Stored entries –
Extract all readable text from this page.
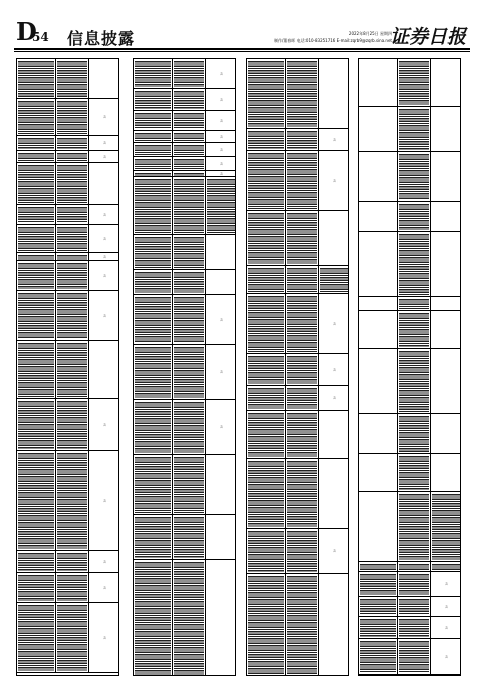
D
54 信息披露	2022年8月25日 星期四
制作/董春晖 电话:010-83251716 E-mail:zqrb9@zqrb.sina.net
证券日报
否
否
否
否
否
否
否
否
否
否
否
否
否
否
否
否
否
否
否
否
否
否
否
否
否
否
否
否
否
否
否
否
否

EXERCISE TASK – Without the pictures, retype the whole of the material above exactly.

RESPONSE TO THE TASK –
Extract all readable text from this page.
D
54 信息披露	2022年8月25日 星期四
制作/董春晖 电话:010-83251716 E-mail:zqrb9@zqrb.sina.net
证券日报
否
否
否
否
否
否
否
否
否
否
否
否
否
否
否
否
否
否
否
否
否
否
否
否
否
否
否
否
否
否
否
否
否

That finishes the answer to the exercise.